:: Directive ::
Will you quote all of the entries, word for word?
─── Records ───
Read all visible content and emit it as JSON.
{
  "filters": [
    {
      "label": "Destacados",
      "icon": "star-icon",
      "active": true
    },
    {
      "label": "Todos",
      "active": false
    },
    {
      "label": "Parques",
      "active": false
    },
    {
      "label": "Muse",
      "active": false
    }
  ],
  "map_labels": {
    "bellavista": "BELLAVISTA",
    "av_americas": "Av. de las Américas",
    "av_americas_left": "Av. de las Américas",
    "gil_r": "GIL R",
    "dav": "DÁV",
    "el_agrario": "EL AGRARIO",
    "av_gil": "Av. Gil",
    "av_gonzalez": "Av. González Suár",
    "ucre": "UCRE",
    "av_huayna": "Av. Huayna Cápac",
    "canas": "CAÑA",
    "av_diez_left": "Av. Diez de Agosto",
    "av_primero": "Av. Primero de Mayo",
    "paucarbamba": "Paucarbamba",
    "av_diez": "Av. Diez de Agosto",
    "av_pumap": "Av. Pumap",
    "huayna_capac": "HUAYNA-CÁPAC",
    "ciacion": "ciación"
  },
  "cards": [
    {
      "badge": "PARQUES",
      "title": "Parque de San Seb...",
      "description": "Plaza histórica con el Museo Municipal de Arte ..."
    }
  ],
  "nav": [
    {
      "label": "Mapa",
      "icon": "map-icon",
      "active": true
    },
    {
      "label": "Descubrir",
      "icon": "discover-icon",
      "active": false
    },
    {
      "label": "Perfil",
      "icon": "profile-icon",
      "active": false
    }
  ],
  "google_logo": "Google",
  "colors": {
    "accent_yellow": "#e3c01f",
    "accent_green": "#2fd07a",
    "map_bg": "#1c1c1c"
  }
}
───
:: Solution to this exercise ::
Read all visible content and emit it as JSON.
{
  "filters": [
    {
      "label": "Destacados",
      "icon": "star-icon",
      "active": true
    },
    {
      "label": "Todos",
      "active": false
    },
    {
      "label": "Parques",
      "active": false
    },
    {
      "label": "Muse",
      "active": false
    }
  ],
  "map_labels": {
    "bellavista": "BELLAVISTA",
    "av_americas": "Av. de las Américas",
    "av_americas_left": "Av. de las Américas",
    "gil_r": "GIL R",
    "dav": "DÁV",
    "el_agrario": "EL AGRARIO",
    "av_gil": "Av. Gil",
    "av_gonzalez": "Av. González Suár",
    "ucre": "UCRE",
    "av_huayna": "Av. Huayna Cápac",
    "canas": "CAÑA",
    "av_diez_left": "Av. Diez de Agosto",
    "av_primero": "Av. Primero de Mayo",
    "paucarbamba": "Paucarbamba",
    "av_diez": "Av. Diez de Agosto",
    "av_pumap": "Av. Pumap",
    "huayna_capac": "HUAYNA-CÁPAC",
    "ciacion": "ciación"
  },
  "cards": [
    {
      "badge": "PARQUES",
      "title": "Parque de San Seb...",
      "description": "Plaza histórica con el Museo Municipal de Arte ..."
    }
  ],
  "nav": [
    {
      "label": "Mapa",
      "icon": "map-icon",
      "active": true
    },
    {
      "label": "Descubrir",
      "icon": "discover-icon",
      "active": false
    },
    {
      "label": "Perfil",
      "icon": "profile-icon",
      "active": false
    }
  ],
  "google_logo": "Google",
  "colors": {
    "accent_yellow": "#e3c01f",
    "accent_green": "#2fd07a",
    "map_bg": "#1c1c1c"
  }
}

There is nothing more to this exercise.